PROMPT
Could you repeat all of the entries word for word, minus any pictures?

SUPPLIED RECORDS
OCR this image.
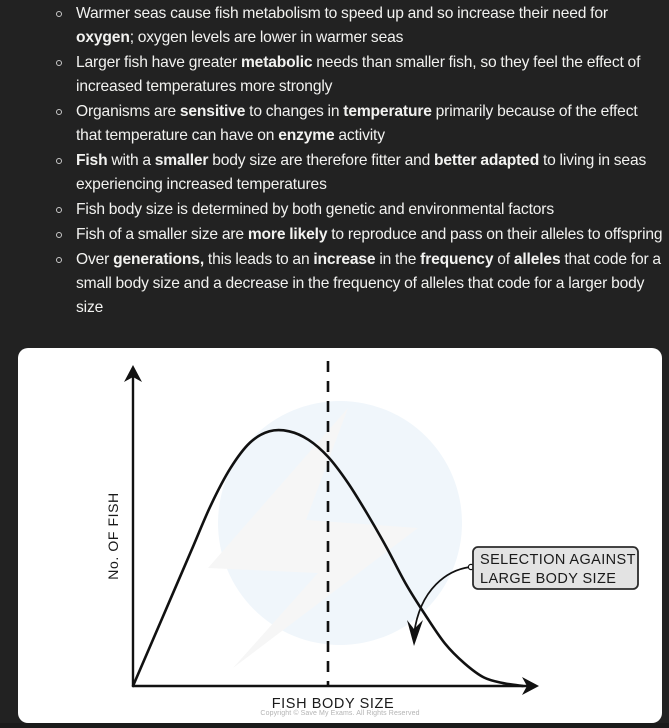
Warmer seas cause fish metabolism to speed up and so increase their need for oxygen; oxygen levels are lower in warmer seas
Larger fish have greater metabolic needs than smaller fish, so they feel the effect of increased temperatures more strongly
Organisms are sensitive to changes in temperature primarily because of the effect that temperature can have on enzyme activity
Fish with a smaller body size are therefore fitter and better adapted to living in seas experiencing increased temperatures
Fish body size is determined by both genetic and environmental factors
Fish of a smaller size are more likely to reproduce and pass on their alleles to offspring
Over generations, this leads to an increase in the frequency of alleles that code for a small body size and a decrease in the frequency of alleles that code for a larger body size
SELECTION AGAINST
LARGE BODY SIZE
FISH BODY SIZE
No. OF FISH
Copyright © Save My Exams. All Rights Reserved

EXERCISE OUTPUT
OCR this image.
Warmer seas cause fish metabolism to speed up and so increase their need for oxygen; oxygen levels are lower in warmer seas
Larger fish have greater metabolic needs than smaller fish, so they feel the effect of increased temperatures more strongly
Organisms are sensitive to changes in temperature primarily because of the effect that temperature can have on enzyme activity
Fish with a smaller body size are therefore fitter and better adapted to living in seas experiencing increased temperatures
Fish body size is determined by both genetic and environmental factors
Fish of a smaller size are more likely to reproduce and pass on their alleles to offspring
Over generations, this leads to an increase in the frequency of alleles that code for a small body size and a decrease in the frequency of alleles that code for a larger body size
SELECTION AGAINST
LARGE BODY SIZE
FISH BODY SIZE
No. OF FISH
Copyright © Save My Exams. All Rights Reserved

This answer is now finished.